» PROBLEM TO WORK ON:
Read the lines that follow and tally those with the word "termostato"; give the number and nothing else.

» ENTRIES SUPPLIED:
* * * *

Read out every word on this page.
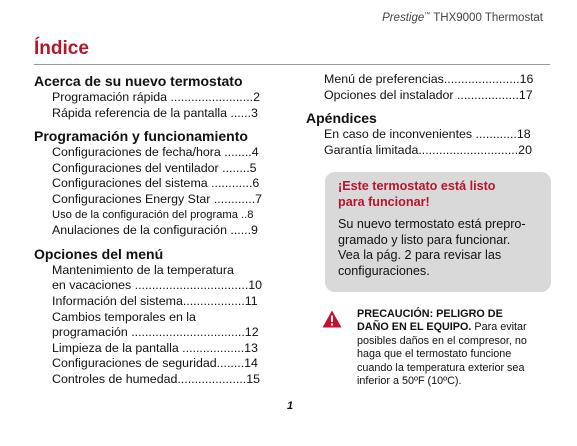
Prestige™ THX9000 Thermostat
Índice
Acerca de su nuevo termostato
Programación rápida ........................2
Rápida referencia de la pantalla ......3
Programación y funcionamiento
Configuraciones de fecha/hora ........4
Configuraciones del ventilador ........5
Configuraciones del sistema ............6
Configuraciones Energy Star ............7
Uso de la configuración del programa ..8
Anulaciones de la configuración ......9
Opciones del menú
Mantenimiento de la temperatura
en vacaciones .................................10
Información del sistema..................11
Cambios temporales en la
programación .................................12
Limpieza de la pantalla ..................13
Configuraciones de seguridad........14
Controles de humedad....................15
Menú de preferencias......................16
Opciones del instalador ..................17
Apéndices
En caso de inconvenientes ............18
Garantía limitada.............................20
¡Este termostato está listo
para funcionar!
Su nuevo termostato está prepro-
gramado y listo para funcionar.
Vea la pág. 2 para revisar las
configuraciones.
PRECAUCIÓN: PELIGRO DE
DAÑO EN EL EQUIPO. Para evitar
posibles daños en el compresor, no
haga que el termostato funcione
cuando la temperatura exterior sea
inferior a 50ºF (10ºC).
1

* * * *

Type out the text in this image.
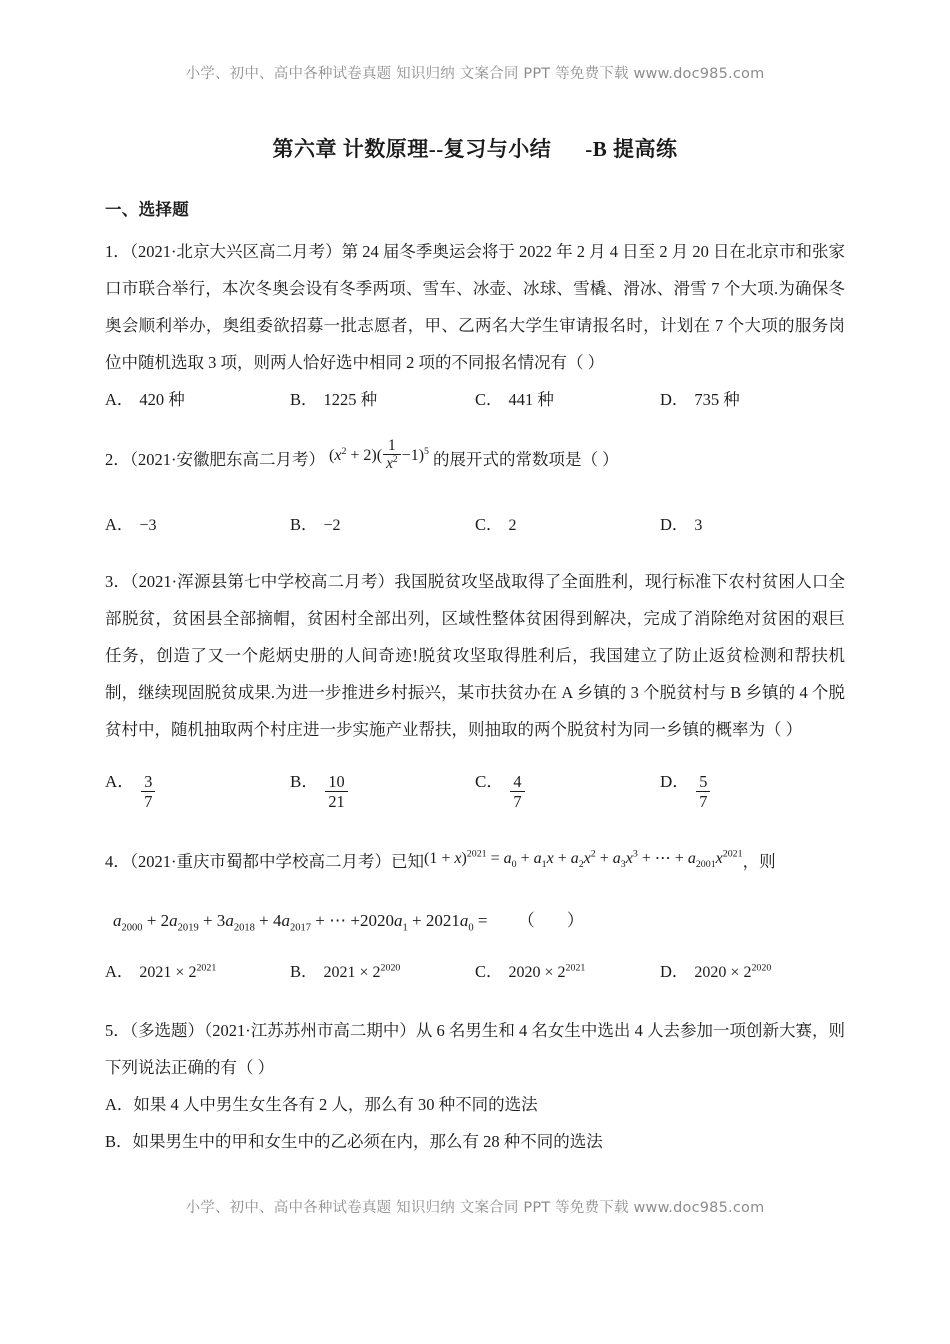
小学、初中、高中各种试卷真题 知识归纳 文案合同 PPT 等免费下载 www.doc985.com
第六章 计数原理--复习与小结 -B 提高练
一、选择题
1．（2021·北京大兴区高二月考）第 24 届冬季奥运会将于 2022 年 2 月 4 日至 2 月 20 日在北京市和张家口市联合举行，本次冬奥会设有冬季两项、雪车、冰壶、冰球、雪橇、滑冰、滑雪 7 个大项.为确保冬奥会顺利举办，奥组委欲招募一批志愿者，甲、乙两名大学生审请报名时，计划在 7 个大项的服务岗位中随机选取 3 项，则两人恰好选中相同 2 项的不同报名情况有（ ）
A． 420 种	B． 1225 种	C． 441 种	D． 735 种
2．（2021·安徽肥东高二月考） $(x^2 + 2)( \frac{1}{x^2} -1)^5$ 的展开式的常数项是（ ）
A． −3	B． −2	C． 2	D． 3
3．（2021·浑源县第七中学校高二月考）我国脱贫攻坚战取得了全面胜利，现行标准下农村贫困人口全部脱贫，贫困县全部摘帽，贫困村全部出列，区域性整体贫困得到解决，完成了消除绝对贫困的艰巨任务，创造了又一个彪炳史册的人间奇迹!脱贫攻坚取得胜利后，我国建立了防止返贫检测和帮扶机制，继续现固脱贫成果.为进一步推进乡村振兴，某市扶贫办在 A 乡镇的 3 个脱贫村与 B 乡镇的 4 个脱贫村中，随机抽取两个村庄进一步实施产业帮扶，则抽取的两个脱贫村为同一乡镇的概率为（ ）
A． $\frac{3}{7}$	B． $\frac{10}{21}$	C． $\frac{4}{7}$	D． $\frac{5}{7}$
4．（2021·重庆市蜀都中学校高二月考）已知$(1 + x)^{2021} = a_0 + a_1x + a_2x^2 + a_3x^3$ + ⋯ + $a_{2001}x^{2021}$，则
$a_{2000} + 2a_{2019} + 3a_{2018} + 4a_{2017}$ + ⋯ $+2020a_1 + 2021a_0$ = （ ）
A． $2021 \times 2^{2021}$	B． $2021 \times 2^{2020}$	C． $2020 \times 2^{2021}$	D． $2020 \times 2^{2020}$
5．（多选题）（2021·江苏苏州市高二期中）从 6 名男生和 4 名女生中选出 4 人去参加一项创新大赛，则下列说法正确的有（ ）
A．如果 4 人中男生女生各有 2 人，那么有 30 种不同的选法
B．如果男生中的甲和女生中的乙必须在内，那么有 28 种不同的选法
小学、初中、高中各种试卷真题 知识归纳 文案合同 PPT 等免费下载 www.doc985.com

* * * *

» COMPLETE ANSWER:
4